---- STORED RECORDS

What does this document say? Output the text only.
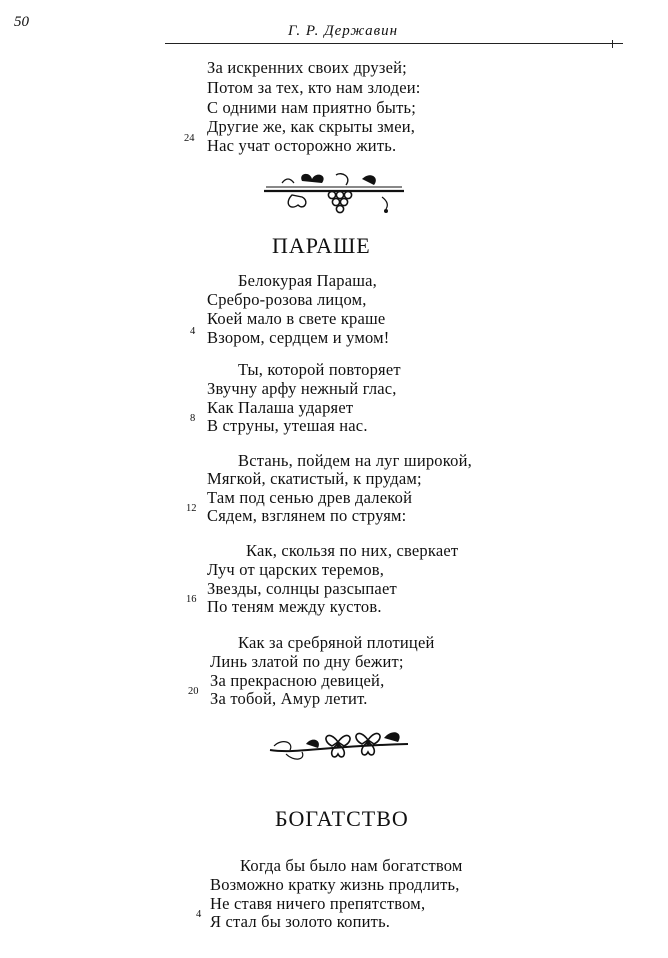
50
Г. Р. Державин
За искренних своих друзей;
Потом за тех, кто нам злодеи:
С одними нам приятно быть;
Другие же, как скрыты змеи,
24 Нас учат осторожно жить.
ПАРАШЕ
Белокурая Параша,
Сребро-розова лицом,
Коей мало в свете краше
4 Взором, сердцем и умом!
Ты, которой повторяет
Звучну арфу нежный глас,
Как Палаша ударяет
8 В струны, утешая нас.
Встань, пойдем на луг широкой,
Мягкой, скатистый, к прудам;
Там под сенью древ далекой
12 Сядем, взглянем по струям:
Как, скользя по них, сверкает
Луч от царских теремов,
Звезды, солнцы разсыпает
16 По теням между кустов.
Как за сребряной плотицей
Линь златой по дну бежит;
За прекрасною девицей,
20 За тобой, Амур летит.
БОГАТСТВО
Когда бы было нам богатством
Возможно кратку жизнь продлить,
Не ставя ничего препятством,
4 Я стал бы золото копить.
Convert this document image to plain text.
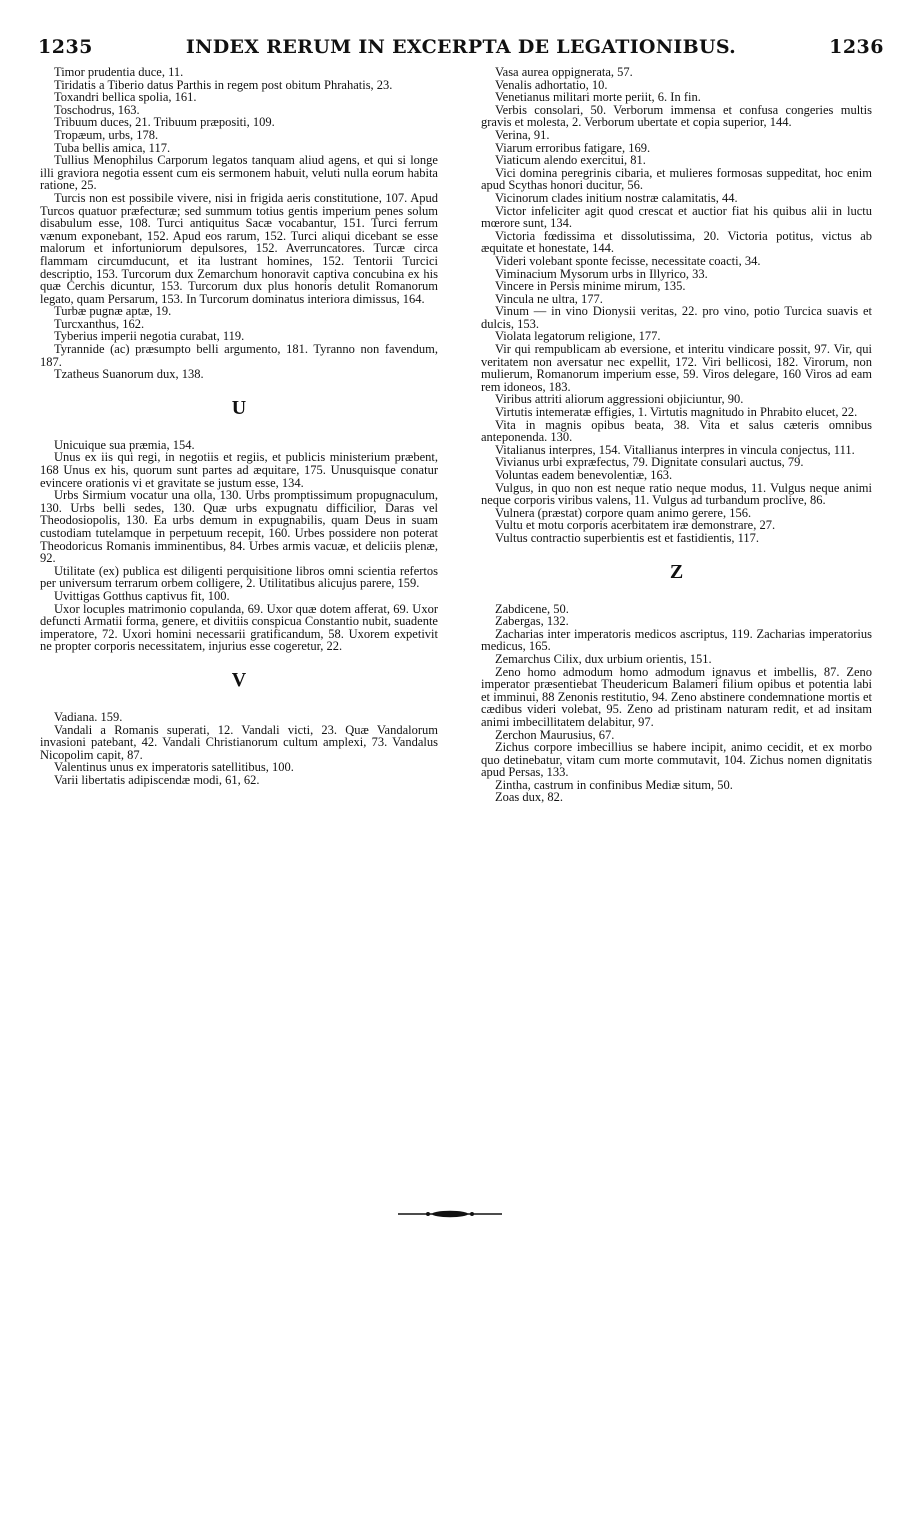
1235	INDEX RERUM IN EXCERPTA DE LEGATIONIBUS.	1236

Timor prudentia duce, 11.

Tiridatis a Tiberio datus Parthis in regem post obitum Phrahatis, 23.

Toxandri bellica spolia, 161.

Toschodrus, 163.

Tribuum duces, 21. Tribuum præpositi, 109.

Tropæum, urbs, 178.

Tuba bellis amica, 117.

Tullius Menophilus Carporum legatos tanquam aliud agens, et qui si longe illi graviora negotia essent cum eis sermonem habuit, veluti nulla eorum habita ratione, 25.

Turcis non est possibile vivere, nisi in frigida aeris constitutione, 107. Apud Turcos quatuor præfecturæ; sed summum totius gentis imperium penes solum disabulum esse, 108. Turci antiquitus Sacæ vocabantur, 151. Turci ferrum vænum exponebant, 152. Apud eos rarum, 152. Turci aliqui dicebant se esse malorum et infortuniorum depulsores, 152. Averruncatores. Turcæ circa flammam circumducunt, et ita lustrant homines, 152. Tentorii Turcici descriptio, 153. Turcorum dux Zemarchum honoravit captiva concubina ex his quæ Cerchis dicuntur, 153. Turcorum dux plus honoris detulit Romanorum legato, quam Persarum, 153. In Turcorum dominatus interiora dimissus, 164.

Turbæ pugnæ aptæ, 19.

Turcxanthus, 162.

Tyberius imperii negotia curabat, 119.

Tyrannide (ac) præsumpto belli argumento, 181. Tyranno non favendum, 187.

Tzatheus Suanorum dux, 138.

U

Unicuique sua præmia, 154.

Unus ex iis qui regi, in negotiis et regiis, et publicis ministerium præbent, 168 Unus ex his, quorum sunt partes ad æquitare, 175. Unusquisque conatur evincere orationis vi et gravitate se justum esse, 134.

Urbs Sirmium vocatur una olla, 130. Urbs promptissimum propugnaculum, 130. Urbs belli sedes, 130. Quæ urbs expugnatu difficilior, Daras vel Theodosiopolis, 130. Ea urbs demum in expugnabilis, quam Deus in suam custodiam tutelamque in perpetuum recepit, 160. Urbes possidere non poterat Theodoricus Romanis imminentibus, 84. Urbes armis vacuæ, et deliciis plenæ, 92.

Utilitate (ex) publica est diligenti perquisitione libros omni scientia refertos per universum terrarum orbem colligere, 2. Utilitatibus alicujus parere, 159.

Uvittigas Gotthus captivus fit, 100.

Uxor locuples matrimonio copulanda, 69. Uxor quæ dotem afferat, 69. Uxor defuncti Armatii forma, genere, et divitiis conspicua Constantio nubit, suadente imperatore, 72. Uxori homini necessarii gratificandum, 58. Uxorem expetivit ne propter corporis necessitatem, injurius esse cogeretur, 22.

V

Vadiana. 159.

Vandali a Romanis superati, 12. Vandali victi, 23. Quæ Vandalorum invasioni patebant, 42. Vandali Christianorum cultum amplexi, 73. Vandalus Nicopolim capit, 87.

Valentinus unus ex imperatoris satellitibus, 100.

Varii libertatis adipiscendæ modi, 61, 62.

Vasa aurea oppignerata, 57.

Venalis adhortatio, 10.

Venetianus militari morte periit, 6. In fin.

Verbis consolari, 50. Verborum immensa et confusa congeries multis gravis et molesta, 2. Verborum ubertate et copia superior, 144.

Verina, 91.

Viarum erroribus fatigare, 169.

Viaticum alendo exercitui, 81.

Vici domina peregrinis cibaria, et mulieres formosas suppeditat, hoc enim apud Scythas honori ducitur, 56.

Vicinorum clades initium nostræ calamitatis, 44.

Victor infeliciter agit quod crescat et auctior fiat his quibus alii in luctu mœrore sunt, 134.

Victoria fœdissima et dissolutissima, 20. Victoria potitus, victus ab æquitate et honestate, 144.

Videri volebant sponte fecisse, necessitate coacti, 34.

Viminacium Mysorum urbs in Illyrico, 33.

Vincere in Persis minime mirum, 135.

Vincula ne ultra, 177.

Vinum — in vino Dionysii veritas, 22. pro vino, potio Turcica suavis et dulcis, 153.

Violata legatorum religione, 177.

Vir qui rempublicam ab eversione, et interitu vindicare possit, 97. Vir, qui veritatem non aversatur nec expellit, 172. Viri bellicosi, 182. Virorum, non mulierum, Romanorum imperium esse, 59. Viros delegare, 160 Viros ad eam rem idoneos, 183.

Viribus attriti aliorum aggressioni objiciuntur, 90.

Virtutis intemeratæ effigies, 1. Virtutis magnitudo in Phrabito elucet, 22.

Vita in magnis opibus beata, 38. Vita et salus cæteris omnibus anteponenda. 130.

Vitalianus interpres, 154. Vitallianus interpres in vincula conjectus, 111.

Vivianus urbi expræfectus, 79. Dignitate consulari auctus, 79.

Voluntas eadem benevolentiæ, 163.

Vulgus, in quo non est neque ratio neque modus, 11. Vulgus neque animi neque corporis viribus valens, 11. Vulgus ad turbandum proclive, 86.

Vulnera (præstat) corpore quam animo gerere, 156.

Vultu et motu corporis acerbitatem iræ demonstrare, 27.

Vultus contractio superbientis est et fastidientis, 117.

Z

Zabdicene, 50.

Zabergas, 132.

Zacharias inter imperatoris medicos ascriptus, 119. Zacharias imperatorius medicus, 165.

Zemarchus Cilix, dux urbium orientis, 151.

Zeno homo admodum homo admodum ignavus et imbellis, 87. Zeno imperator præsentiebat Theudericum Balameri filium opibus et potentia labi et imminui, 88 Zenonis restitutio, 94. Zeno abstinere condemnatione mortis et cædibus videri volebat, 95. Zeno ad pristinam naturam redit, et ad insitam animi imbecillitatem delabitur, 97.

Zerchon Maurusius, 67.

Zichus corpore imbecillius se habere incipit, animo cecidit, et ex morbo quo detinebatur, vitam cum morte commutavit, 104. Zichus nomen dignitatis apud Persas, 133.

Zintha, castrum in confinibus Mediæ situm, 50.

Zoas dux, 82.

--------

Go through the entries above and output them exactly, without pictures.

COMPLETE RESPONSE
What does this document say? Output the text only.
50
Г. Р. Державин
За искренних своих друзей;
Потом за тех, кто нам злодеи:
С одними нам приятно быть;
Другие же, как скрыты змеи,
24 Нас учат осторожно жить.
ПАРАШЕ
Белокурая Параша,
Сребро-розова лицом,
Коей мало в свете краше
4 Взором, сердцем и умом!
Ты, которой повторяет
Звучну арфу нежный глас,
Как Палаша ударяет
8 В струны, утешая нас.
Встань, пойдем на луг широкой,
Мягкой, скатистый, к прудам;
Там под сенью древ далекой
12 Сядем, взглянем по струям:
Как, скользя по них, сверкает
Луч от царских теремов,
Звезды, солнцы разсыпает
16 По теням между кустов.
Как за сребряной плотицей
Линь златой по дну бежит;
За прекрасною девицей,
20 За тобой, Амур летит.
БОГАТСТВО
Когда бы было нам богатством
Возможно кратку жизнь продлить,
Не ставя ничего препятством,
4 Я стал бы золото копить.
Convert this document image to plain text.
1235	INDEX RERUM IN EXCERPTA DE LEGATIONIBUS.	1236

Timor prudentia duce, 11.

Tiridatis a Tiberio datus Parthis in regem post obitum Phrahatis, 23.

Toxandri bellica spolia, 161.

Toschodrus, 163.

Tribuum duces, 21. Tribuum præpositi, 109.

Tropæum, urbs, 178.

Tuba bellis amica, 117.

Tullius Menophilus Carporum legatos tanquam aliud agens, et qui si longe illi graviora negotia essent cum eis sermonem habuit, veluti nulla eorum habita ratione, 25.

Turcis non est possibile vivere, nisi in frigida aeris constitutione, 107. Apud Turcos quatuor præfecturæ; sed summum totius gentis imperium penes solum disabulum esse, 108. Turci antiquitus Sacæ vocabantur, 151. Turci ferrum vænum exponebant, 152. Apud eos rarum, 152. Turci aliqui dicebant se esse malorum et infortuniorum depulsores, 152. Averruncatores. Turcæ circa flammam circumducunt, et ita lustrant homines, 152. Tentorii Turcici descriptio, 153. Turcorum dux Zemarchum honoravit captiva concubina ex his quæ Cerchis dicuntur, 153. Turcorum dux plus honoris detulit Romanorum legato, quam Persarum, 153. In Turcorum dominatus interiora dimissus, 164.

Turbæ pugnæ aptæ, 19.

Turcxanthus, 162.

Tyberius imperii negotia curabat, 119.

Tyrannide (ac) præsumpto belli argumento, 181. Tyranno non favendum, 187.

Tzatheus Suanorum dux, 138.

U

Unicuique sua præmia, 154.

Unus ex iis qui regi, in negotiis et regiis, et publicis ministerium præbent, 168 Unus ex his, quorum sunt partes ad æquitare, 175. Unusquisque conatur evincere orationis vi et gravitate se justum esse, 134.

Urbs Sirmium vocatur una olla, 130. Urbs promptissimum propugnaculum, 130. Urbs belli sedes, 130. Quæ urbs expugnatu difficilior, Daras vel Theodosiopolis, 130. Ea urbs demum in expugnabilis, quam Deus in suam custodiam tutelamque in perpetuum recepit, 160. Urbes possidere non poterat Theodoricus Romanis imminentibus, 84. Urbes armis vacuæ, et deliciis plenæ, 92.

Utilitate (ex) publica est diligenti perquisitione libros omni scientia refertos per universum terrarum orbem colligere, 2. Utilitatibus alicujus parere, 159.

Uvittigas Gotthus captivus fit, 100.

Uxor locuples matrimonio copulanda, 69. Uxor quæ dotem afferat, 69. Uxor defuncti Armatii forma, genere, et divitiis conspicua Constantio nubit, suadente imperatore, 72. Uxori homini necessarii gratificandum, 58. Uxorem expetivit ne propter corporis necessitatem, injurius esse cogeretur, 22.

V

Vadiana. 159.

Vandali a Romanis superati, 12. Vandali victi, 23. Quæ Vandalorum invasioni patebant, 42. Vandali Christianorum cultum amplexi, 73. Vandalus Nicopolim capit, 87.

Valentinus unus ex imperatoris satellitibus, 100.

Varii libertatis adipiscendæ modi, 61, 62.

Vasa aurea oppignerata, 57.

Venalis adhortatio, 10.

Venetianus militari morte periit, 6. In fin.

Verbis consolari, 50. Verborum immensa et confusa congeries multis gravis et molesta, 2. Verborum ubertate et copia superior, 144.

Verina, 91.

Viarum erroribus fatigare, 169.

Viaticum alendo exercitui, 81.

Vici domina peregrinis cibaria, et mulieres formosas suppeditat, hoc enim apud Scythas honori ducitur, 56.

Vicinorum clades initium nostræ calamitatis, 44.

Victor infeliciter agit quod crescat et auctior fiat his quibus alii in luctu mœrore sunt, 134.

Victoria fœdissima et dissolutissima, 20. Victoria potitus, victus ab æquitate et honestate, 144.

Videri volebant sponte fecisse, necessitate coacti, 34.

Viminacium Mysorum urbs in Illyrico, 33.

Vincere in Persis minime mirum, 135.

Vincula ne ultra, 177.

Vinum — in vino Dionysii veritas, 22. pro vino, potio Turcica suavis et dulcis, 153.

Violata legatorum religione, 177.

Vir qui rempublicam ab eversione, et interitu vindicare possit, 97. Vir, qui veritatem non aversatur nec expellit, 172. Viri bellicosi, 182. Virorum, non mulierum, Romanorum imperium esse, 59. Viros delegare, 160 Viros ad eam rem idoneos, 183.

Viribus attriti aliorum aggressioni objiciuntur, 90.

Virtutis intemeratæ effigies, 1. Virtutis magnitudo in Phrabito elucet, 22.

Vita in magnis opibus beata, 38. Vita et salus cæteris omnibus anteponenda. 130.

Vitalianus interpres, 154. Vitallianus interpres in vincula conjectus, 111.

Vivianus urbi expræfectus, 79. Dignitate consulari auctus, 79.

Voluntas eadem benevolentiæ, 163.

Vulgus, in quo non est neque ratio neque modus, 11. Vulgus neque animi neque corporis viribus valens, 11. Vulgus ad turbandum proclive, 86.

Vulnera (præstat) corpore quam animo gerere, 156.

Vultu et motu corporis acerbitatem iræ demonstrare, 27.

Vultus contractio superbientis est et fastidientis, 117.

Z

Zabdicene, 50.

Zabergas, 132.

Zacharias inter imperatoris medicos ascriptus, 119. Zacharias imperatorius medicus, 165.

Zemarchus Cilix, dux urbium orientis, 151.

Zeno homo admodum homo admodum ignavus et imbellis, 87. Zeno imperator præsentiebat Theudericum Balameri filium opibus et potentia labi et imminui, 88 Zenonis restitutio, 94. Zeno abstinere condemnatione mortis et cædibus videri volebat, 95. Zeno ad pristinam naturam redit, et ad insitam animi imbecillitatem delabitur, 97.

Zerchon Maurusius, 67.

Zichus corpore imbecillius se habere incipit, animo cecidit, et ex morbo quo detinebatur, vitam cum morte commutavit, 104. Zichus nomen dignitatis apud Persas, 133.

Zintha, castrum in confinibus Mediæ situm, 50.

Zoas dux, 82.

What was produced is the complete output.